> **Available data**
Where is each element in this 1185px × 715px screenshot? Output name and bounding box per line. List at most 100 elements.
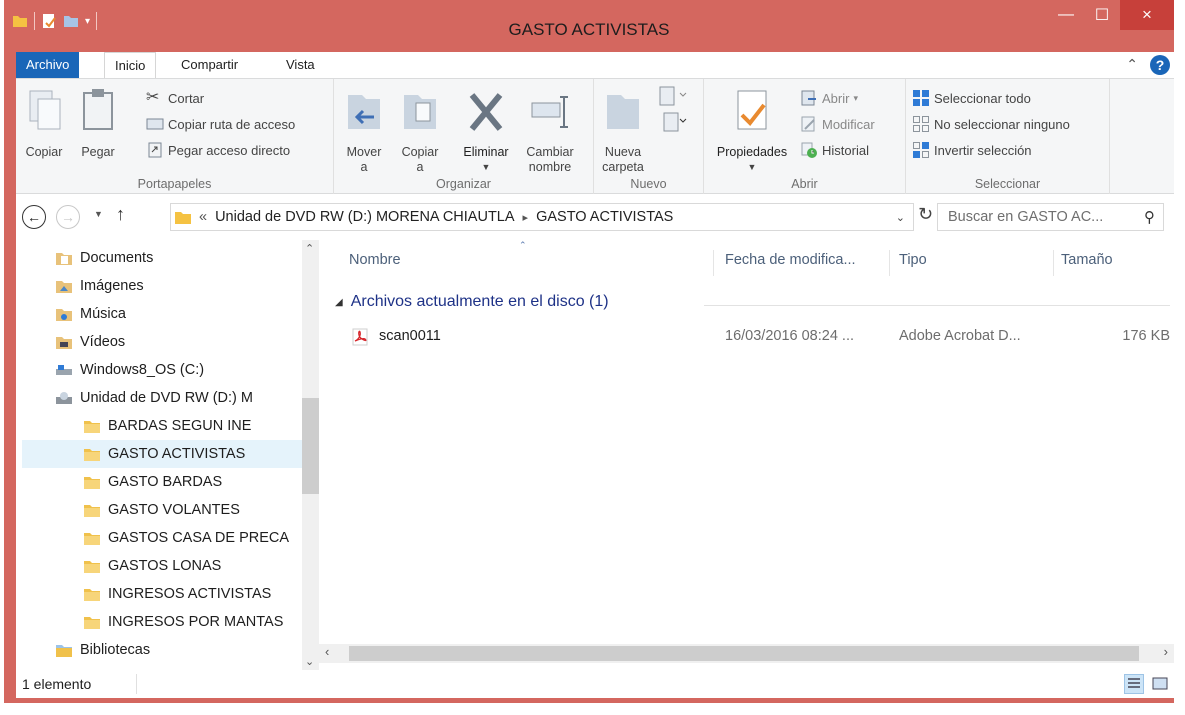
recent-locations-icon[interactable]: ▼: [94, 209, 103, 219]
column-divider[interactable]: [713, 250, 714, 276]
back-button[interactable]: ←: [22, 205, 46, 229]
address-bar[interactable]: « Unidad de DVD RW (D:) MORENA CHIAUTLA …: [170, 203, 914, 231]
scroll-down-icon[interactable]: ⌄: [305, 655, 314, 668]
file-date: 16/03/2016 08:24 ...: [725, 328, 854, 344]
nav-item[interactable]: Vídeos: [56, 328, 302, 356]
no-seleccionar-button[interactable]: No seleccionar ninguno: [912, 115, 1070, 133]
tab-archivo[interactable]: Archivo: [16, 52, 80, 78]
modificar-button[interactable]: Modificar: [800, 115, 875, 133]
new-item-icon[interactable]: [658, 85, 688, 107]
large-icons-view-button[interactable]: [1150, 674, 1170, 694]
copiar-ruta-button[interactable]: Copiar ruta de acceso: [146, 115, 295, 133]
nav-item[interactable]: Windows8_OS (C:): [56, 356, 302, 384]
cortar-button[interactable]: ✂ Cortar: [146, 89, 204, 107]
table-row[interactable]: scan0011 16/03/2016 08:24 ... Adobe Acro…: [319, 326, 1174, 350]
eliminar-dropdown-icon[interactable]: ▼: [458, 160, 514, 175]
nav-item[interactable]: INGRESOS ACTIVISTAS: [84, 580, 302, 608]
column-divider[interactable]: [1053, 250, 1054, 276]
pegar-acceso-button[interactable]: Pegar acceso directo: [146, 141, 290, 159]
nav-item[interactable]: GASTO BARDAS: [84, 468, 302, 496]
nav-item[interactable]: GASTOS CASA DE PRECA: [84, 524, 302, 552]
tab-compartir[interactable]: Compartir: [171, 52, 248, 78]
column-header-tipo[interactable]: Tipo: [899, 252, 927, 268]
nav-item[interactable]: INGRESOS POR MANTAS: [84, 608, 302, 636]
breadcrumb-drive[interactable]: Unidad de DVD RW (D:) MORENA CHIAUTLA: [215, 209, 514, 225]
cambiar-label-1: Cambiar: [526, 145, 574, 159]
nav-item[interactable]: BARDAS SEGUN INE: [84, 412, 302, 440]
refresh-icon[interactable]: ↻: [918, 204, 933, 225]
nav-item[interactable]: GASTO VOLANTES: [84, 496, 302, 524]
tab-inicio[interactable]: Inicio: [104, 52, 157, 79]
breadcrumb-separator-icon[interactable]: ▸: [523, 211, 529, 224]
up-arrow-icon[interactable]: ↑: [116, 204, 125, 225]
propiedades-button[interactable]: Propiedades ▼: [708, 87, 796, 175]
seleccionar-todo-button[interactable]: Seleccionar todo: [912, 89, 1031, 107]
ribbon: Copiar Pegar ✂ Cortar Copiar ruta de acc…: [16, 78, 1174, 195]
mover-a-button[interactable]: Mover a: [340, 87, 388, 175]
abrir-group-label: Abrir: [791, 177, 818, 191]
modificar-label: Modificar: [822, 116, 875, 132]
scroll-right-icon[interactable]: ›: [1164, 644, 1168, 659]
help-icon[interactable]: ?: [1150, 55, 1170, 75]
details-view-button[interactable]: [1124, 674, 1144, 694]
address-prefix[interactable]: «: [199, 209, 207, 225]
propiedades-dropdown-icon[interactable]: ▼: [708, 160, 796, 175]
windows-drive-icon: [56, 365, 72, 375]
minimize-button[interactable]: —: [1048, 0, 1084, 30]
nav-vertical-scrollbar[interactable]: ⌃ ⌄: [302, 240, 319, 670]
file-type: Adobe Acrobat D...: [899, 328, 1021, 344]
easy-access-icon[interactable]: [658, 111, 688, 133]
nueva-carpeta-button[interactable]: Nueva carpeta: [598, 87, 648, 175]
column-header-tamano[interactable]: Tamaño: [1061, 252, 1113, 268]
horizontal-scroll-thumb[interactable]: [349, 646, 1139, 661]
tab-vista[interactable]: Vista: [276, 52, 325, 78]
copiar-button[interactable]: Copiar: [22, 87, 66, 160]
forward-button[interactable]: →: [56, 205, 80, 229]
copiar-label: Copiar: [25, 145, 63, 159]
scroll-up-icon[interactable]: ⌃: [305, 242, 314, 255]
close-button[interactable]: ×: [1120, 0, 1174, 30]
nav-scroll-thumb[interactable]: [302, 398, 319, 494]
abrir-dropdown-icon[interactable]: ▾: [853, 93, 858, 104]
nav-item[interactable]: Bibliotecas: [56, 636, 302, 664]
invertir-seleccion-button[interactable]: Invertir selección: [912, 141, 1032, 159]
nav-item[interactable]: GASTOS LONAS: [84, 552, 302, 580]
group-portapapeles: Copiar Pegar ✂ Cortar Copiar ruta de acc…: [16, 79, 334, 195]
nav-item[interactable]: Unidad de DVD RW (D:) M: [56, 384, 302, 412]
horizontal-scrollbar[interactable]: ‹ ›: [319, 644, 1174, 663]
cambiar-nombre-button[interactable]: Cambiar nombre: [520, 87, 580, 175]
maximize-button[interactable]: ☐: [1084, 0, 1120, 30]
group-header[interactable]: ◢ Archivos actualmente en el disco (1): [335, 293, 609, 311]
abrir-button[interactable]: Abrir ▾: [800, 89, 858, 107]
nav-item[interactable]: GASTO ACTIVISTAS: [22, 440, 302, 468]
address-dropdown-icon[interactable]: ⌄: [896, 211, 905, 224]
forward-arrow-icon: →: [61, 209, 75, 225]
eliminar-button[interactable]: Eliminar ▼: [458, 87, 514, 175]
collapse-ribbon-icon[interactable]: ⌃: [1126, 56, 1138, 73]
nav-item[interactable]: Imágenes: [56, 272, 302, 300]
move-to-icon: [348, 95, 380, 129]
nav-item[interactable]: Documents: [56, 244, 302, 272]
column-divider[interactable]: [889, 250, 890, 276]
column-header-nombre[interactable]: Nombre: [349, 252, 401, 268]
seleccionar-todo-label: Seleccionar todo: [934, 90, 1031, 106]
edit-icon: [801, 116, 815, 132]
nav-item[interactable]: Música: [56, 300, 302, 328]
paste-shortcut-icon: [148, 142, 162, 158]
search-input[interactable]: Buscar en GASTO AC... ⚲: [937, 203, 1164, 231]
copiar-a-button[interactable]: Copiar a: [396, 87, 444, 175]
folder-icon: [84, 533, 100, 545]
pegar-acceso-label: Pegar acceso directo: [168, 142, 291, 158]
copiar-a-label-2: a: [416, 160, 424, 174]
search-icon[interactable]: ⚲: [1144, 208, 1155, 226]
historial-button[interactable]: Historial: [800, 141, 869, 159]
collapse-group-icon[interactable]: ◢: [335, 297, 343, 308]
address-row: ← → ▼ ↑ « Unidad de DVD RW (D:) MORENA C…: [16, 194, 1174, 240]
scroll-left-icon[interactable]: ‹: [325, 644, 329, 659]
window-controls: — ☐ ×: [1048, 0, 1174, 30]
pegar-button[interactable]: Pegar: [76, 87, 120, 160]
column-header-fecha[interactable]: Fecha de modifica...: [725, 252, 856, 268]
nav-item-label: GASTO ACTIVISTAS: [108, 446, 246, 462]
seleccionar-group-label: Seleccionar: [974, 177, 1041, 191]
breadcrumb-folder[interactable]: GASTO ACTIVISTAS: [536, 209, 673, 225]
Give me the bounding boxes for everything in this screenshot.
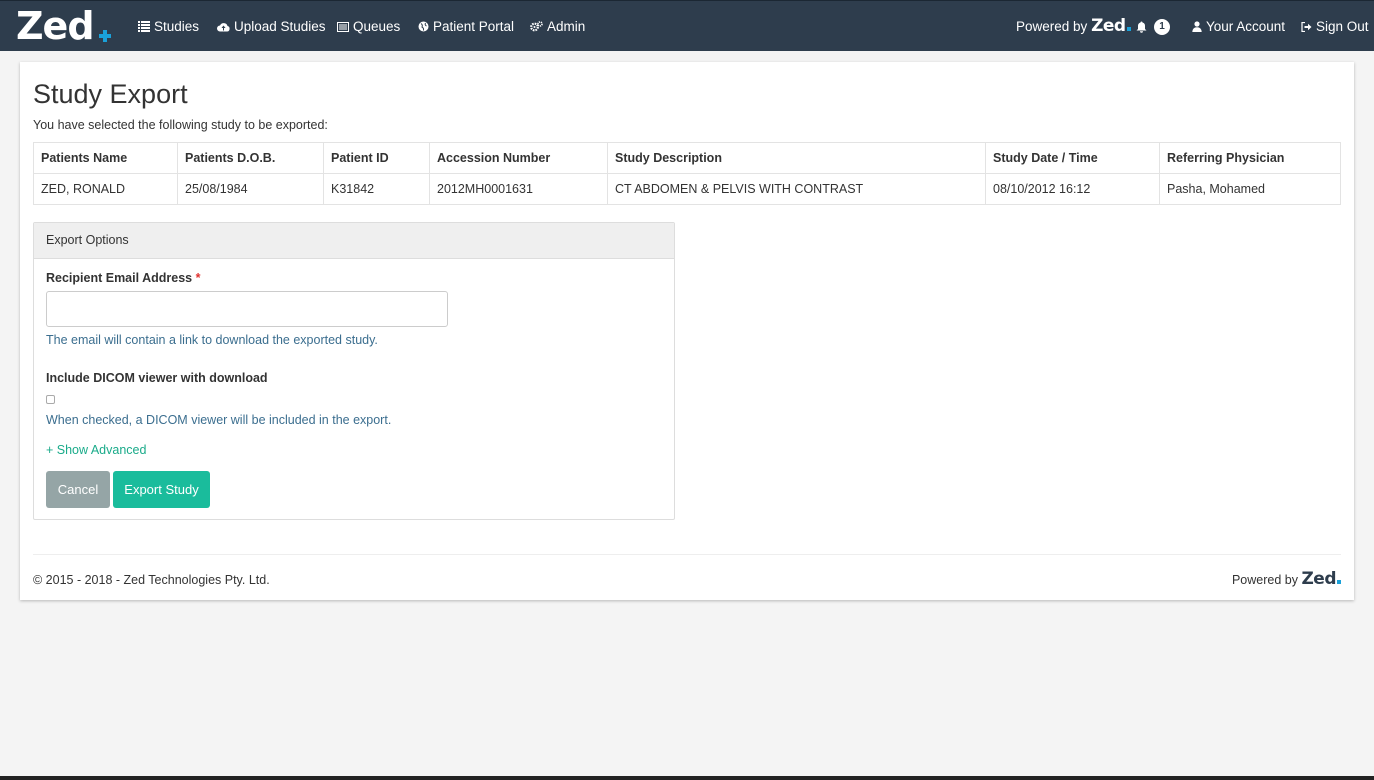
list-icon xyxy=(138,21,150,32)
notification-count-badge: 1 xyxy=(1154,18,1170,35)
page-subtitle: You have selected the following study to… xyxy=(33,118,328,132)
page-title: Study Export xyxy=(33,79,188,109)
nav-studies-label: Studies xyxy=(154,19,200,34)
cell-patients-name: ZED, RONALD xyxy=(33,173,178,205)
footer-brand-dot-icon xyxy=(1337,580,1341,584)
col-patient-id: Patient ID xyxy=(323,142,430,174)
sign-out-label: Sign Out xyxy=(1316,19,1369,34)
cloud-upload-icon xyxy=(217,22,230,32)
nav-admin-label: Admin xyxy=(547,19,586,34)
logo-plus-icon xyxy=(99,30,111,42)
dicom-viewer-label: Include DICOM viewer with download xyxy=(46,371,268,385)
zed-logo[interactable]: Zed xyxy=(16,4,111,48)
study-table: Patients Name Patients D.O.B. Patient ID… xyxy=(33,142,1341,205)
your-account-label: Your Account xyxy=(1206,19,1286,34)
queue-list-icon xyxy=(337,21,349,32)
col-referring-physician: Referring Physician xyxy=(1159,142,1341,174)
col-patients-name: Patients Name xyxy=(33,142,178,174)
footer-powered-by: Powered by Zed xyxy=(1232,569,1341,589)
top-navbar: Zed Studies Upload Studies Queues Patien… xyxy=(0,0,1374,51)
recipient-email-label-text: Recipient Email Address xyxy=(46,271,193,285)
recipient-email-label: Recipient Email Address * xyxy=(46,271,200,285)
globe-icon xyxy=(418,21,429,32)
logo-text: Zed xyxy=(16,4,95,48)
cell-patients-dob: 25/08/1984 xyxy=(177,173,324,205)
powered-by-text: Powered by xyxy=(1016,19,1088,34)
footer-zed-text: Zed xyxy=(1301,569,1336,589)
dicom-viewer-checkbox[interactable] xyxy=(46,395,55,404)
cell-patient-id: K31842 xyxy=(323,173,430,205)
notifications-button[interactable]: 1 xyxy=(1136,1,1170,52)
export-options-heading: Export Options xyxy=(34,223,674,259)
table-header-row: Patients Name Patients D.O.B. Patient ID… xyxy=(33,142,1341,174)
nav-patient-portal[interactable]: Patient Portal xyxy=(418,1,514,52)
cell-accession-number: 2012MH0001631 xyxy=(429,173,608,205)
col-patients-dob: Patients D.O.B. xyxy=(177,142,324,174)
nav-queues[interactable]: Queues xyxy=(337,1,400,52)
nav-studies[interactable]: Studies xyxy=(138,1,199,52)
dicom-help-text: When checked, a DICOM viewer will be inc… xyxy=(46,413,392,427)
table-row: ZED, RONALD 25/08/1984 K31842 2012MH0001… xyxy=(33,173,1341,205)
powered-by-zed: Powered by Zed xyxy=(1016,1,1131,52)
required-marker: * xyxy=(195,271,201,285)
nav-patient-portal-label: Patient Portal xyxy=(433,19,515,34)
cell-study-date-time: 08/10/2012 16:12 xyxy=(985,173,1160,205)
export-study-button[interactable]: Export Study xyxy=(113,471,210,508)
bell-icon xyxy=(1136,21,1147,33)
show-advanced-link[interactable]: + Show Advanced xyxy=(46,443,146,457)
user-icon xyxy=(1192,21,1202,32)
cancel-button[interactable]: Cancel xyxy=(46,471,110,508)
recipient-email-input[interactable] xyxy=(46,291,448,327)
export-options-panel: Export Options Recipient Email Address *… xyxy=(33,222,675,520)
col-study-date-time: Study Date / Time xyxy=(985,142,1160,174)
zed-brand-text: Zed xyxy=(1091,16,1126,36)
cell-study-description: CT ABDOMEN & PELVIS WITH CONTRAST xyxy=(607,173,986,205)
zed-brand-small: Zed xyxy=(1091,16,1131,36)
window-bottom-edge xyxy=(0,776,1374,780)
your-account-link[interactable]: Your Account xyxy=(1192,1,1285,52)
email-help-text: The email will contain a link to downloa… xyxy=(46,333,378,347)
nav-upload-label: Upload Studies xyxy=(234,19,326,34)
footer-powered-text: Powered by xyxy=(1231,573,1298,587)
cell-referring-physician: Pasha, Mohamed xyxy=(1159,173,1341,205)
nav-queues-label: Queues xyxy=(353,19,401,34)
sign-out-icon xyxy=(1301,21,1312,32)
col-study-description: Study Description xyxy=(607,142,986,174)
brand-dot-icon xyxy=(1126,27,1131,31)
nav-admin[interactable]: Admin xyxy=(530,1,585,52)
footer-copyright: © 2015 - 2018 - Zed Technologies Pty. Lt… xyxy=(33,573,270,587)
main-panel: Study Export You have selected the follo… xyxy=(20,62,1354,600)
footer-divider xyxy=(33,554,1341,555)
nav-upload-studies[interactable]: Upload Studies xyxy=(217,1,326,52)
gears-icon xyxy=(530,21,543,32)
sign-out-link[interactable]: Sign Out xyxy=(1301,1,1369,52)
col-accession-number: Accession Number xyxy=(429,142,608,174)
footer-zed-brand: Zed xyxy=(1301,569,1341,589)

> **Task to complete**
Report every line containing the word "Studies" from the listing above.

> **Solution for this exercise**
nav-studies-label: Studies xyxy=(154,19,200,34)
top-navbar: Zed Studies Upload Studies Queues Patien… xyxy=(0,0,1374,51)
nav-studies[interactable]: Studies xyxy=(138,1,199,52)
nav-upload-label: Upload Studies xyxy=(234,19,326,34)
nav-upload-studies[interactable]: Upload Studies xyxy=(217,1,326,52)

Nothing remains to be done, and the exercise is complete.